# Instruction:
Transcribe the data that follows precisely, omitting nothing.

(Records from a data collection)
┏━━
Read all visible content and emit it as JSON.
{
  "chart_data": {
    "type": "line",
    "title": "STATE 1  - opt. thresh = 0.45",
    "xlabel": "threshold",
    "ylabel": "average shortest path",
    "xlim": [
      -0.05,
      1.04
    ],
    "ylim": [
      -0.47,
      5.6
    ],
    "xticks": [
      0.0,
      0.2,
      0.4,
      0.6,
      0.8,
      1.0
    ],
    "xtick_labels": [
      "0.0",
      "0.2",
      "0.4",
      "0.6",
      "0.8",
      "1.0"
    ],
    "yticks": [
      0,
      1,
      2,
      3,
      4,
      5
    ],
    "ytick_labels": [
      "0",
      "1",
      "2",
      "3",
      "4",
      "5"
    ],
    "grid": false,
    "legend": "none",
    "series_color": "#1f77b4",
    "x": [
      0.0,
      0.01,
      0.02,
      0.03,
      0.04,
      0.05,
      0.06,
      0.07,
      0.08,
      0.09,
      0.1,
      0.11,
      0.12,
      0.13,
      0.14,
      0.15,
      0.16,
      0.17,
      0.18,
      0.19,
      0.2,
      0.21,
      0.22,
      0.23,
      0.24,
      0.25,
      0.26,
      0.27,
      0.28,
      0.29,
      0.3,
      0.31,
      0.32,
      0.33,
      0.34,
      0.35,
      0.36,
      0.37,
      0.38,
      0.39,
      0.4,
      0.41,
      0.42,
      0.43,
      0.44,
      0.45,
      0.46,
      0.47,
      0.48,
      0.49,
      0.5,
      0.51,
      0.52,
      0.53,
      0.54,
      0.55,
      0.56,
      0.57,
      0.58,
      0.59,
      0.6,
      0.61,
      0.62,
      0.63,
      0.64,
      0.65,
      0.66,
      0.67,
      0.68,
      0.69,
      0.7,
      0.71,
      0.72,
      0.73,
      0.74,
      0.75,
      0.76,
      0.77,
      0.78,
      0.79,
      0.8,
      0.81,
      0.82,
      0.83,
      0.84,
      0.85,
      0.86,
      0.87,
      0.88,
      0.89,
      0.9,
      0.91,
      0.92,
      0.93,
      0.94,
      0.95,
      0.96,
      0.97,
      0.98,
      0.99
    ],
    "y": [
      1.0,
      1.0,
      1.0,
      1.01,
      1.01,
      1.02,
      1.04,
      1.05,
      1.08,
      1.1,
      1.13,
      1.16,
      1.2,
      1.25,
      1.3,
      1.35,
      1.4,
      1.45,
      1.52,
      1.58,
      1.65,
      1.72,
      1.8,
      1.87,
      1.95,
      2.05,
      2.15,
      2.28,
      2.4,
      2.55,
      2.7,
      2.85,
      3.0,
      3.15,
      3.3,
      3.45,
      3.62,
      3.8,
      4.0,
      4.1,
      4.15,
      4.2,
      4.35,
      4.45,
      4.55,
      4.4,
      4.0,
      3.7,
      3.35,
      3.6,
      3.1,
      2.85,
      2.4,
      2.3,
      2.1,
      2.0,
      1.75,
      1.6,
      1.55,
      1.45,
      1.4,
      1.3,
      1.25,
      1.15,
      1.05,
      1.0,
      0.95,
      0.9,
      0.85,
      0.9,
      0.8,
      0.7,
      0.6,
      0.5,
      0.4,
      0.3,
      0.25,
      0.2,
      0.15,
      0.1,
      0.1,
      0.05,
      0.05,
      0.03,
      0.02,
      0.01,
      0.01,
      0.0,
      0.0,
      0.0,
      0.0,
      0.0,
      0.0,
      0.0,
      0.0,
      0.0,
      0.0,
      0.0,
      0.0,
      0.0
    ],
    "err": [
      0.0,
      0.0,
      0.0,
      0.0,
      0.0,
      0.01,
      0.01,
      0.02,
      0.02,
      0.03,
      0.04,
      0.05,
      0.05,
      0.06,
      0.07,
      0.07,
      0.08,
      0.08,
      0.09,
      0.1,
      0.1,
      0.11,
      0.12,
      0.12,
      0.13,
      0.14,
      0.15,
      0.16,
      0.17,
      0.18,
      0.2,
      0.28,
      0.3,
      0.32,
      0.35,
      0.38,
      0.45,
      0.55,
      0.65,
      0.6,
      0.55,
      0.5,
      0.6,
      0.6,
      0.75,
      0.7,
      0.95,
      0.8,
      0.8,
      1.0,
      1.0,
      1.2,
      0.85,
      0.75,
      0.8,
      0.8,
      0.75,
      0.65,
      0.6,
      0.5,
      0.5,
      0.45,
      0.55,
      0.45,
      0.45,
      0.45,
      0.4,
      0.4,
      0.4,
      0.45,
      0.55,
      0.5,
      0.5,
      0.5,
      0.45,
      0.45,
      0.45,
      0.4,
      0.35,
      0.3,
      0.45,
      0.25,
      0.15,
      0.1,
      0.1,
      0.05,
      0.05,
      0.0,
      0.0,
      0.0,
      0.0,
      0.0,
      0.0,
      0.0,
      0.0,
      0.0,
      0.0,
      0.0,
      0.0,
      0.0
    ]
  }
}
┗━━
# Response:
Read all visible content and emit it as JSON.
{
  "chart_data": {
    "type": "line",
    "title": "STATE 1  - opt. thresh = 0.45",
    "xlabel": "threshold",
    "ylabel": "average shortest path",
    "xlim": [
      -0.05,
      1.04
    ],
    "ylim": [
      -0.47,
      5.6
    ],
    "xticks": [
      0.0,
      0.2,
      0.4,
      0.6,
      0.8,
      1.0
    ],
    "xtick_labels": [
      "0.0",
      "0.2",
      "0.4",
      "0.6",
      "0.8",
      "1.0"
    ],
    "yticks": [
      0,
      1,
      2,
      3,
      4,
      5
    ],
    "ytick_labels": [
      "0",
      "1",
      "2",
      "3",
      "4",
      "5"
    ],
    "grid": false,
    "legend": "none",
    "series_color": "#1f77b4",
    "x": [
      0.0,
      0.01,
      0.02,
      0.03,
      0.04,
      0.05,
      0.06,
      0.07,
      0.08,
      0.09,
      0.1,
      0.11,
      0.12,
      0.13,
      0.14,
      0.15,
      0.16,
      0.17,
      0.18,
      0.19,
      0.2,
      0.21,
      0.22,
      0.23,
      0.24,
      0.25,
      0.26,
      0.27,
      0.28,
      0.29,
      0.3,
      0.31,
      0.32,
      0.33,
      0.34,
      0.35,
      0.36,
      0.37,
      0.38,
      0.39,
      0.4,
      0.41,
      0.42,
      0.43,
      0.44,
      0.45,
      0.46,
      0.47,
      0.48,
      0.49,
      0.5,
      0.51,
      0.52,
      0.53,
      0.54,
      0.55,
      0.56,
      0.57,
      0.58,
      0.59,
      0.6,
      0.61,
      0.62,
      0.63,
      0.64,
      0.65,
      0.66,
      0.67,
      0.68,
      0.69,
      0.7,
      0.71,
      0.72,
      0.73,
      0.74,
      0.75,
      0.76,
      0.77,
      0.78,
      0.79,
      0.8,
      0.81,
      0.82,
      0.83,
      0.84,
      0.85,
      0.86,
      0.87,
      0.88,
      0.89,
      0.9,
      0.91,
      0.92,
      0.93,
      0.94,
      0.95,
      0.96,
      0.97,
      0.98,
      0.99
    ],
    "y": [
      1.0,
      1.0,
      1.0,
      1.01,
      1.01,
      1.02,
      1.04,
      1.05,
      1.08,
      1.1,
      1.13,
      1.16,
      1.2,
      1.25,
      1.3,
      1.35,
      1.4,
      1.45,
      1.52,
      1.58,
      1.65,
      1.72,
      1.8,
      1.87,
      1.95,
      2.05,
      2.15,
      2.28,
      2.4,
      2.55,
      2.7,
      2.85,
      3.0,
      3.15,
      3.3,
      3.45,
      3.62,
      3.8,
      4.0,
      4.1,
      4.15,
      4.2,
      4.35,
      4.45,
      4.55,
      4.4,
      4.0,
      3.7,
      3.35,
      3.6,
      3.1,
      2.85,
      2.4,
      2.3,
      2.1,
      2.0,
      1.75,
      1.6,
      1.55,
      1.45,
      1.4,
      1.3,
      1.25,
      1.15,
      1.05,
      1.0,
      0.95,
      0.9,
      0.85,
      0.9,
      0.8,
      0.7,
      0.6,
      0.5,
      0.4,
      0.3,
      0.25,
      0.2,
      0.15,
      0.1,
      0.1,
      0.05,
      0.05,
      0.03,
      0.02,
      0.01,
      0.01,
      0.0,
      0.0,
      0.0,
      0.0,
      0.0,
      0.0,
      0.0,
      0.0,
      0.0,
      0.0,
      0.0,
      0.0,
      0.0
    ],
    "err": [
      0.0,
      0.0,
      0.0,
      0.0,
      0.0,
      0.01,
      0.01,
      0.02,
      0.02,
      0.03,
      0.04,
      0.05,
      0.05,
      0.06,
      0.07,
      0.07,
      0.08,
      0.08,
      0.09,
      0.1,
      0.1,
      0.11,
      0.12,
      0.12,
      0.13,
      0.14,
      0.15,
      0.16,
      0.17,
      0.18,
      0.2,
      0.28,
      0.3,
      0.32,
      0.35,
      0.38,
      0.45,
      0.55,
      0.65,
      0.6,
      0.55,
      0.5,
      0.6,
      0.6,
      0.75,
      0.7,
      0.95,
      0.8,
      0.8,
      1.0,
      1.0,
      1.2,
      0.85,
      0.75,
      0.8,
      0.8,
      0.75,
      0.65,
      0.6,
      0.5,
      0.5,
      0.45,
      0.55,
      0.45,
      0.45,
      0.45,
      0.4,
      0.4,
      0.4,
      0.45,
      0.55,
      0.5,
      0.5,
      0.5,
      0.45,
      0.45,
      0.45,
      0.4,
      0.35,
      0.3,
      0.45,
      0.25,
      0.15,
      0.1,
      0.1,
      0.05,
      0.05,
      0.0,
      0.0,
      0.0,
      0.0,
      0.0,
      0.0,
      0.0,
      0.0,
      0.0,
      0.0,
      0.0,
      0.0,
      0.0
    ]
  }
}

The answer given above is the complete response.